* Start *

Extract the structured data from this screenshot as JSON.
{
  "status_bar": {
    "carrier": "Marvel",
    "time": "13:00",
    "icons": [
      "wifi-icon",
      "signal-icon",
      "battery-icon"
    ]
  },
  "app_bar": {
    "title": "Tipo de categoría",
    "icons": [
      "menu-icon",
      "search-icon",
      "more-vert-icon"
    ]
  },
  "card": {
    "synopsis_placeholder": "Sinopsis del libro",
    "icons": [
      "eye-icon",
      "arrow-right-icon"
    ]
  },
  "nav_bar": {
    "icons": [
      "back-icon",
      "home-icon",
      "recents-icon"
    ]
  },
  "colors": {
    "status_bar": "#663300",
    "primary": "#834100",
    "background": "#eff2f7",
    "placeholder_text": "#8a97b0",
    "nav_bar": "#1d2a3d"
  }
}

* End *

Exactly reproduce every record.

> _Expected output_
Extract the structured data from this screenshot as JSON.
{
  "status_bar": {
    "carrier": "Marvel",
    "time": "13:00",
    "icons": [
      "wifi-icon",
      "signal-icon",
      "battery-icon"
    ]
  },
  "app_bar": {
    "title": "Tipo de categoría",
    "icons": [
      "menu-icon",
      "search-icon",
      "more-vert-icon"
    ]
  },
  "card": {
    "synopsis_placeholder": "Sinopsis del libro",
    "icons": [
      "eye-icon",
      "arrow-right-icon"
    ]
  },
  "nav_bar": {
    "icons": [
      "back-icon",
      "home-icon",
      "recents-icon"
    ]
  },
  "colors": {
    "status_bar": "#663300",
    "primary": "#834100",
    "background": "#eff2f7",
    "placeholder_text": "#8a97b0",
    "nav_bar": "#1d2a3d"
  }
}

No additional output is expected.